_Problem requirements_
Rewrite all of the data below, replacing every "line-number" with "gutter-number" and changing nothing else. Leave the pictures out of your answer.

_Excerpted data_
·····

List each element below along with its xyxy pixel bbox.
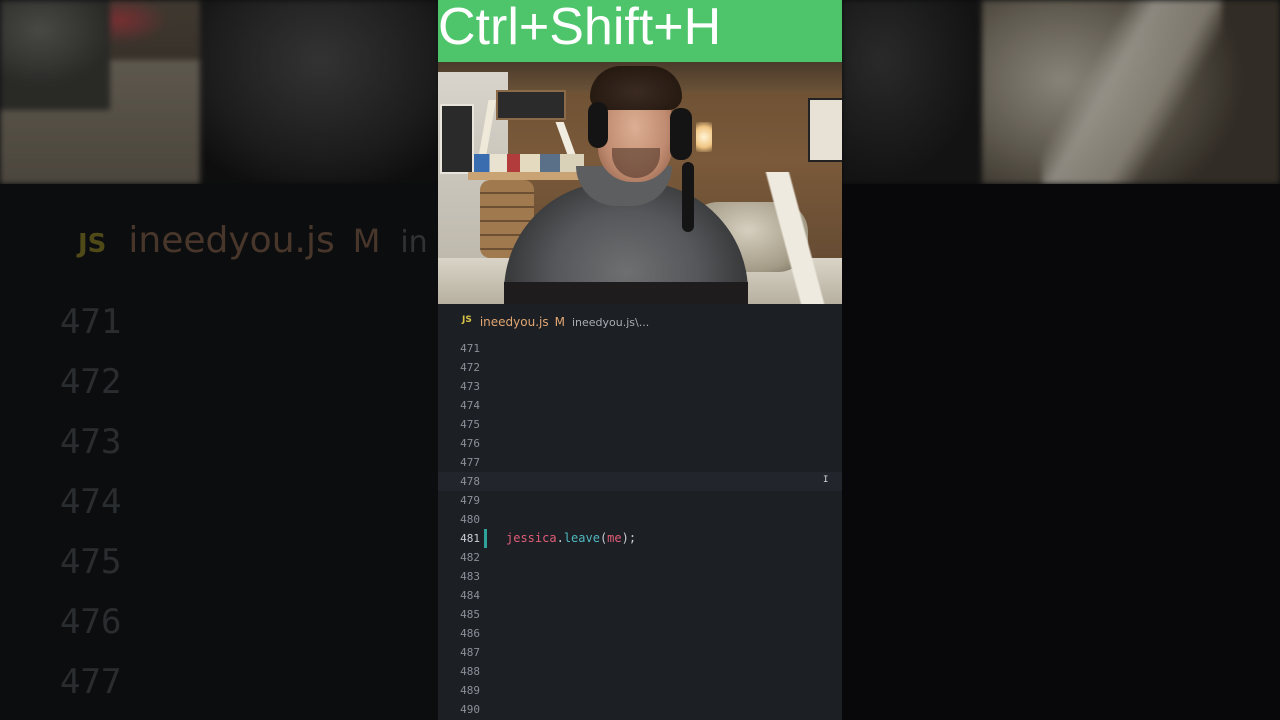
code-area[interactable]: 471 472 473 474 475 476 477 478 I 479 48… [438, 339, 842, 719]
line-number: 471 [460, 342, 480, 355]
webcam-lamp [696, 122, 712, 152]
headset-icon [588, 102, 608, 148]
code-statement: jessica.leave(me); [506, 529, 636, 548]
video-frame: JS ineedyou.js M in 471 472 473 474 475 … [0, 0, 1280, 720]
code-line[interactable]: 487 [438, 643, 842, 662]
code-line-leave[interactable]: 481 jessica.leave(me); [438, 529, 842, 548]
line-number: 482 [460, 551, 480, 564]
code-line[interactable]: 474 [438, 396, 842, 415]
tab-path: ineedyou.js\... [571, 315, 650, 329]
line-number: 485 [460, 608, 480, 621]
code-line[interactable]: 472 [438, 358, 842, 377]
microphone-icon [682, 162, 694, 232]
line-number: 473 [460, 380, 480, 393]
background-dim [842, 0, 1280, 720]
code-line[interactable]: 484 [438, 586, 842, 605]
code-token-close: ); [621, 531, 637, 545]
current-line[interactable]: 478 I [438, 472, 842, 491]
webcam-shelf-items [474, 154, 584, 172]
line-number: 478 [460, 475, 480, 488]
code-line[interactable]: 473 [438, 377, 842, 396]
editor-tab-bar: JS ineedyou.js M ineedyou.js\... [438, 304, 842, 340]
background-dim [0, 0, 438, 720]
line-number: 474 [460, 399, 480, 412]
code-line[interactable]: 486 [438, 624, 842, 643]
code-line[interactable]: 476 [438, 434, 842, 453]
webcam-model-boat [466, 100, 506, 154]
code-line[interactable]: 479 [438, 491, 842, 510]
mouse-ibeam-icon: I [823, 475, 829, 485]
code-editor: JS ineedyou.js M ineedyou.js\... 471 472… [438, 304, 842, 720]
code-token-object: jessica [506, 531, 557, 545]
code-line[interactable]: 488 [438, 662, 842, 681]
main-column: Ctrl+Shift+H JS ineedyou.js M ineedyou.j… [438, 0, 842, 720]
line-number: 490 [460, 703, 480, 716]
shortcut-text: Ctrl+Shift+H [438, 0, 722, 56]
webcam-sailboat [760, 172, 830, 304]
code-line[interactable]: 489 [438, 681, 842, 700]
webcam-feed [438, 62, 842, 304]
webcam-shelf [468, 172, 588, 180]
modified-gutter-marker [484, 529, 487, 548]
editor-tab-ineedyou[interactable]: JS ineedyou.js M ineedyou.js\... [438, 304, 649, 340]
code-line[interactable]: 490 [438, 700, 842, 719]
webcam-wall-frame [808, 98, 842, 162]
line-number: 472 [460, 361, 480, 374]
code-token-method: leave [563, 531, 600, 545]
code-line[interactable]: 477 [438, 453, 842, 472]
line-number: 487 [460, 646, 480, 659]
line-number: 479 [460, 494, 480, 507]
webcam-display-case [496, 90, 566, 120]
code-token-dot: . [556, 531, 564, 545]
code-line[interactable]: 475 [438, 415, 842, 434]
line-number: 481 [460, 532, 480, 545]
line-number: 484 [460, 589, 480, 602]
blurred-background-right [842, 0, 1280, 720]
javascript-icon: JS [462, 315, 472, 325]
line-number: 475 [460, 418, 480, 431]
tab-file-name: ineedyou.js [479, 315, 549, 329]
line-number: 480 [460, 513, 480, 526]
line-number: 483 [460, 570, 480, 583]
code-token-argument: me [607, 531, 622, 545]
code-line[interactable]: 471 [438, 339, 842, 358]
modified-indicator: M [554, 315, 565, 329]
code-line[interactable]: 482 [438, 548, 842, 567]
headset-icon [670, 108, 692, 160]
line-number: 489 [460, 684, 480, 697]
line-number: 488 [460, 665, 480, 678]
line-number: 476 [460, 437, 480, 450]
shortcut-banner: Ctrl+Shift+H [438, 0, 842, 62]
code-line[interactable]: 485 [438, 605, 842, 624]
code-line[interactable]: 483 [438, 567, 842, 586]
line-number: 477 [460, 456, 480, 469]
code-line[interactable]: 480 [438, 510, 842, 529]
blurred-background-left: JS ineedyou.js M in 471 472 473 474 475 … [0, 0, 438, 720]
line-number: 486 [460, 627, 480, 640]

·····

_Answer below_
List each element below along with its xyxy pixel bbox.
code-area[interactable]: 471 472 473 474 475 476 477 478 I 479 48… [438, 339, 842, 719]
gutter-number: 471 [460, 342, 480, 355]
webcam-lamp [696, 122, 712, 152]
headset-icon [588, 102, 608, 148]
code-statement: jessica.leave(me); [506, 529, 636, 548]
video-frame: JS ineedyou.js M in 471 472 473 474 475 … [0, 0, 1280, 720]
code-line[interactable]: 487 [438, 643, 842, 662]
code-line-leave[interactable]: 481 jessica.leave(me); [438, 529, 842, 548]
gutter-number: 482 [460, 551, 480, 564]
code-line[interactable]: 474 [438, 396, 842, 415]
tab-path: ineedyou.js\... [571, 315, 650, 329]
gutter-number: 485 [460, 608, 480, 621]
code-line[interactable]: 472 [438, 358, 842, 377]
microphone-icon [682, 162, 694, 232]
gutter-number: 473 [460, 380, 480, 393]
background-dim [842, 0, 1280, 720]
code-line[interactable]: 484 [438, 586, 842, 605]
code-token-close: ); [621, 531, 637, 545]
current-line[interactable]: 478 I [438, 472, 842, 491]
webcam-shelf-items [474, 154, 584, 172]
gutter-number: 478 [460, 475, 480, 488]
code-line[interactable]: 473 [438, 377, 842, 396]
editor-tab-bar: JS ineedyou.js M ineedyou.js\... [438, 304, 842, 340]
background-dim [0, 0, 438, 720]
gutter-number: 474 [460, 399, 480, 412]
code-line[interactable]: 486 [438, 624, 842, 643]
code-line[interactable]: 476 [438, 434, 842, 453]
webcam-model-boat [466, 100, 506, 154]
code-line[interactable]: 479 [438, 491, 842, 510]
mouse-ibeam-icon: I [823, 475, 829, 485]
code-editor: JS ineedyou.js M ineedyou.js\... 471 472… [438, 304, 842, 720]
code-token-object: jessica [506, 531, 557, 545]
code-line[interactable]: 488 [438, 662, 842, 681]
main-column: Ctrl+Shift+H JS ineedyou.js M ineedyou.j… [438, 0, 842, 720]
gutter-number: 490 [460, 703, 480, 716]
shortcut-text: Ctrl+Shift+H [438, 0, 722, 56]
webcam-sailboat [760, 172, 830, 304]
code-line[interactable]: 489 [438, 681, 842, 700]
webcam-feed [438, 62, 842, 304]
webcam-shelf [468, 172, 588, 180]
modified-gutter-marker [484, 529, 487, 548]
editor-tab-ineedyou[interactable]: JS ineedyou.js M ineedyou.js\... [438, 304, 649, 340]
code-line[interactable]: 490 [438, 700, 842, 719]
webcam-wall-frame [808, 98, 842, 162]
gutter-number: 472 [460, 361, 480, 374]
code-token-method: leave [563, 531, 600, 545]
code-line[interactable]: 477 [438, 453, 842, 472]
gutter-number: 487 [460, 646, 480, 659]
gutter-number: 479 [460, 494, 480, 507]
webcam-display-case [496, 90, 566, 120]
code-token-dot: . [556, 531, 564, 545]
code-line[interactable]: 475 [438, 415, 842, 434]
gutter-number: 481 [460, 532, 480, 545]
gutter-number: 484 [460, 589, 480, 602]
blurred-background-right [842, 0, 1280, 720]
javascript-icon: JS [462, 315, 472, 325]
gutter-number: 475 [460, 418, 480, 431]
tab-file-name: ineedyou.js [479, 315, 549, 329]
gutter-number: 480 [460, 513, 480, 526]
gutter-number: 483 [460, 570, 480, 583]
code-token-argument: me [607, 531, 622, 545]
code-line[interactable]: 471 [438, 339, 842, 358]
modified-indicator: M [554, 315, 565, 329]
code-line[interactable]: 482 [438, 548, 842, 567]
headset-icon [670, 108, 692, 160]
gutter-number: 489 [460, 684, 480, 697]
gutter-number: 488 [460, 665, 480, 678]
gutter-number: 476 [460, 437, 480, 450]
shortcut-banner: Ctrl+Shift+H [438, 0, 842, 62]
code-line[interactable]: 485 [438, 605, 842, 624]
code-line[interactable]: 483 [438, 567, 842, 586]
gutter-number: 477 [460, 456, 480, 469]
code-line[interactable]: 480 [438, 510, 842, 529]
blurred-background-left: JS ineedyou.js M in 471 472 473 474 475 … [0, 0, 438, 720]
gutter-number: 486 [460, 627, 480, 640]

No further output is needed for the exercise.